Goal =>
Reproduce all lines of the listing below in which the word "dans" occurs.

--- START Data for the task ---

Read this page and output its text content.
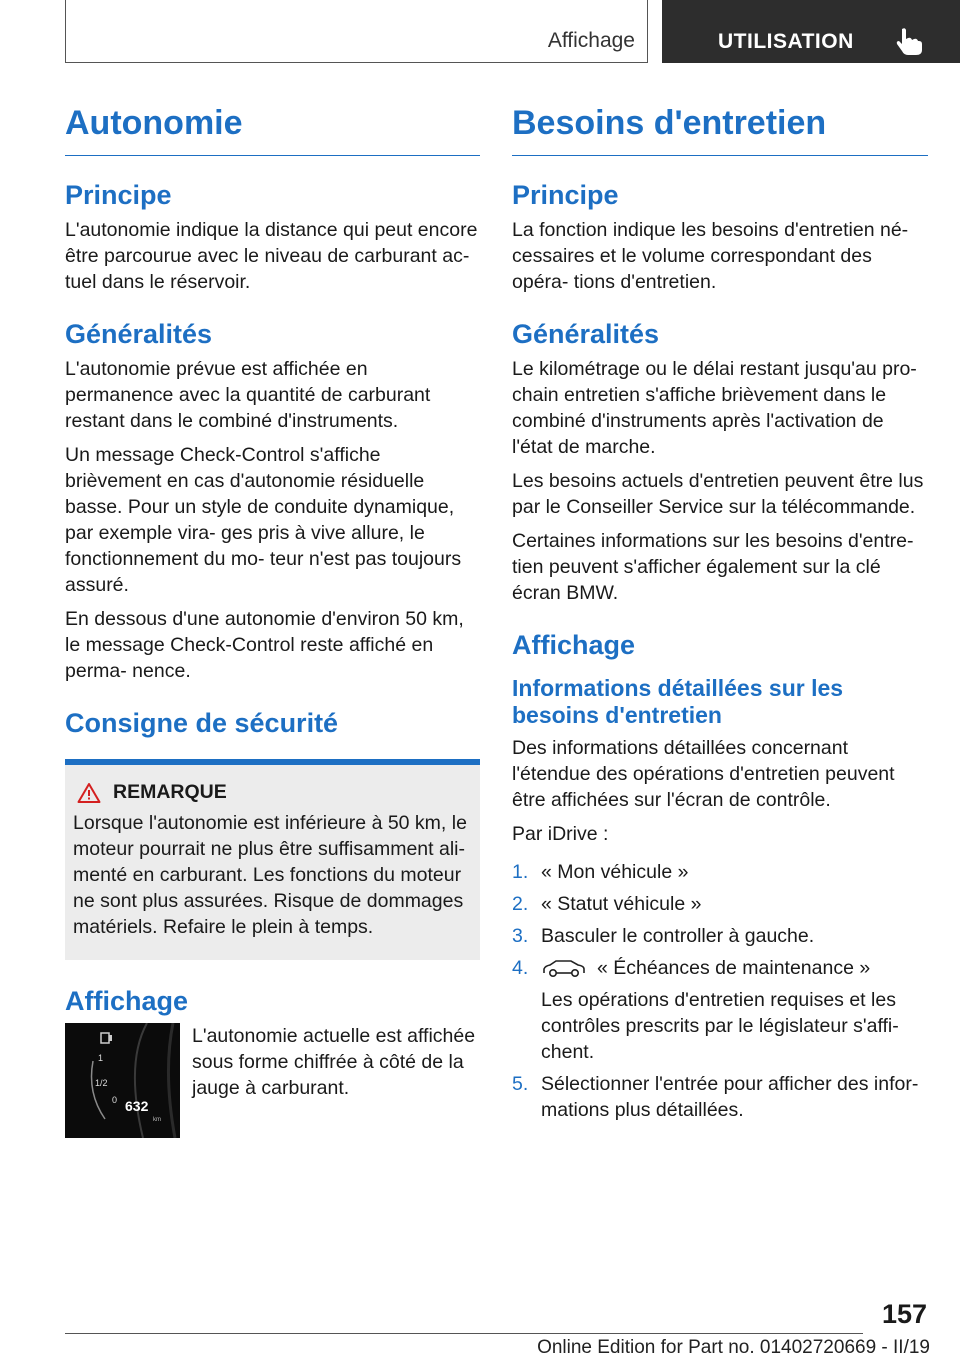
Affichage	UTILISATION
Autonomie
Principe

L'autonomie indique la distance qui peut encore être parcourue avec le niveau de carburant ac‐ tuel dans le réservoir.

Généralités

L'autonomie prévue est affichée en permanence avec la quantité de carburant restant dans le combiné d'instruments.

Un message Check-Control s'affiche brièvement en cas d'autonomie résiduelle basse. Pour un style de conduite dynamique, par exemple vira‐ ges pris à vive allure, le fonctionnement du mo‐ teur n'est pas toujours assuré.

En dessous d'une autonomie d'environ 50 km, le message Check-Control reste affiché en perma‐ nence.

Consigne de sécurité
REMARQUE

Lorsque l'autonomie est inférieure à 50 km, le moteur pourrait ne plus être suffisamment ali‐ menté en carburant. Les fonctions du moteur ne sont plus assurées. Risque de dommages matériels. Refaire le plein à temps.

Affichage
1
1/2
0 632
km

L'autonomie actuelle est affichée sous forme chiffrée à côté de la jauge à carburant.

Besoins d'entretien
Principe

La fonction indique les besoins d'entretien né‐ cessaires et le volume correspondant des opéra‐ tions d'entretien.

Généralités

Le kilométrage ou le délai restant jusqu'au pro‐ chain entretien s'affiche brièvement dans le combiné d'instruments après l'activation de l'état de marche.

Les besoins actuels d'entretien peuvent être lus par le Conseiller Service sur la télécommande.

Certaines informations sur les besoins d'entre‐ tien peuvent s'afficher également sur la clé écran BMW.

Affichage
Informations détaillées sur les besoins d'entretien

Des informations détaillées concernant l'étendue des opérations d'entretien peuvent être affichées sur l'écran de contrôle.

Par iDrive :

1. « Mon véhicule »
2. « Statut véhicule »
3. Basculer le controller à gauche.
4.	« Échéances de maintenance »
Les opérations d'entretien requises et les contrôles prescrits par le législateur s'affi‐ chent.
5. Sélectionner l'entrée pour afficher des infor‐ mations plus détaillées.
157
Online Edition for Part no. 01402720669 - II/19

--- END Data for the task ---
--- START Data for the task ---

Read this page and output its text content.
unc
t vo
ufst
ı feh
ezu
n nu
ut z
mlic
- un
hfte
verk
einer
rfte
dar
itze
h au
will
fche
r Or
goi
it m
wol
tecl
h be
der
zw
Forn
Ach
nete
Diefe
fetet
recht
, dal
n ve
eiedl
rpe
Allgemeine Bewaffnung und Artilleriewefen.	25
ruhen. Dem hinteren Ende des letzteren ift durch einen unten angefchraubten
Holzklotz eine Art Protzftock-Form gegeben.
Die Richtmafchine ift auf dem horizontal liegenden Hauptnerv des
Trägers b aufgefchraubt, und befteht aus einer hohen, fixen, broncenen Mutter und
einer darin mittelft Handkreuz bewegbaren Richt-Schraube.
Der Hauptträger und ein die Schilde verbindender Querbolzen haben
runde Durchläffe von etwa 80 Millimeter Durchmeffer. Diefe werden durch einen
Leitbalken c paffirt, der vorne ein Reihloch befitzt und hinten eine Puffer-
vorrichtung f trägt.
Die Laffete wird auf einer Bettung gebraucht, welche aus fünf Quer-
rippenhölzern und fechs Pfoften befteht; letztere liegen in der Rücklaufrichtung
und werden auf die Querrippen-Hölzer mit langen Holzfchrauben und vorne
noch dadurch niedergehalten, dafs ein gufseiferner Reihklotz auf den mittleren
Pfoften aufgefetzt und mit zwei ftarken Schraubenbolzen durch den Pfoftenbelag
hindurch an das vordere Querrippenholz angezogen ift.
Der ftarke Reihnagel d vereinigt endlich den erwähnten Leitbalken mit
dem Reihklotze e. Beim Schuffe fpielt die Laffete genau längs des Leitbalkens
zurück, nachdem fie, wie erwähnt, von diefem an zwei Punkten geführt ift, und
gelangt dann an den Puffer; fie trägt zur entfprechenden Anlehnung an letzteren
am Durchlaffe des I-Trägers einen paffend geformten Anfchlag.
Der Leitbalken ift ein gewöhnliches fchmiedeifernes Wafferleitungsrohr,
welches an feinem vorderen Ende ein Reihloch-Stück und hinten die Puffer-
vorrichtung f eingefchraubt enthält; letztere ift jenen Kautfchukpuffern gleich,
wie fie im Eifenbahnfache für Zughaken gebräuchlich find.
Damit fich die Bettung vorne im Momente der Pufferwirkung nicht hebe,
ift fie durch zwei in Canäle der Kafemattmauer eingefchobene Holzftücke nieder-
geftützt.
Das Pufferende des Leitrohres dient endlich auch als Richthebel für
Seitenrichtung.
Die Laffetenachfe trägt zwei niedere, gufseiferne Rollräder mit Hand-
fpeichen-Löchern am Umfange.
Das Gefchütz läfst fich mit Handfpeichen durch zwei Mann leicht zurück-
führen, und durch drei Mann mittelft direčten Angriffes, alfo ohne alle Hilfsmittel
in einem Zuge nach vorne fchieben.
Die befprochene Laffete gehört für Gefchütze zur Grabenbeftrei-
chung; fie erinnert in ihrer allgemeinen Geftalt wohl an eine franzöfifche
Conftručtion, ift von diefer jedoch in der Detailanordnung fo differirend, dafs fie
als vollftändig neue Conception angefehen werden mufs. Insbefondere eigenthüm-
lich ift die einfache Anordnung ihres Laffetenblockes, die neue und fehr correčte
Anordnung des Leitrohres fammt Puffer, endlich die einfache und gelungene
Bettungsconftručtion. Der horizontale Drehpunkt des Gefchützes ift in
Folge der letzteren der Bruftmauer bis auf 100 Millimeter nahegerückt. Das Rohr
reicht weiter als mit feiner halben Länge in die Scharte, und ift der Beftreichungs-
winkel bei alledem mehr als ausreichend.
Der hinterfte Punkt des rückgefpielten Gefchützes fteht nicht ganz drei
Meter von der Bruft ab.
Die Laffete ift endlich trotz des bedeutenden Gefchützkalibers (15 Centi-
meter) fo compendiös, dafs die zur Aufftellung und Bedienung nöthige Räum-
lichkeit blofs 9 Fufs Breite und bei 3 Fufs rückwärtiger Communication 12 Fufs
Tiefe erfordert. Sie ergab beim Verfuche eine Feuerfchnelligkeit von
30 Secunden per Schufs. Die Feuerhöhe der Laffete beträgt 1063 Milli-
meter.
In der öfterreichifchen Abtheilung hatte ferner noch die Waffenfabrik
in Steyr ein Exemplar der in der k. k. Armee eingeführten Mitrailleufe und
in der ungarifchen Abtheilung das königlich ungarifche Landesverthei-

--- END Data for the task ---

Task solution =>
L'autonomie indique la distance qui peut encore être parcourue avec le niveau de carburant ac‐ tuel dans le réservoir.
L'autonomie prévue est affichée en permanence avec la quantité de carburant restant dans le combiné d'instruments.
Le kilométrage ou le délai restant jusqu'au pro‐ chain entretien s'affiche brièvement dans le combiné d'instruments après l'activation de l'état de marche.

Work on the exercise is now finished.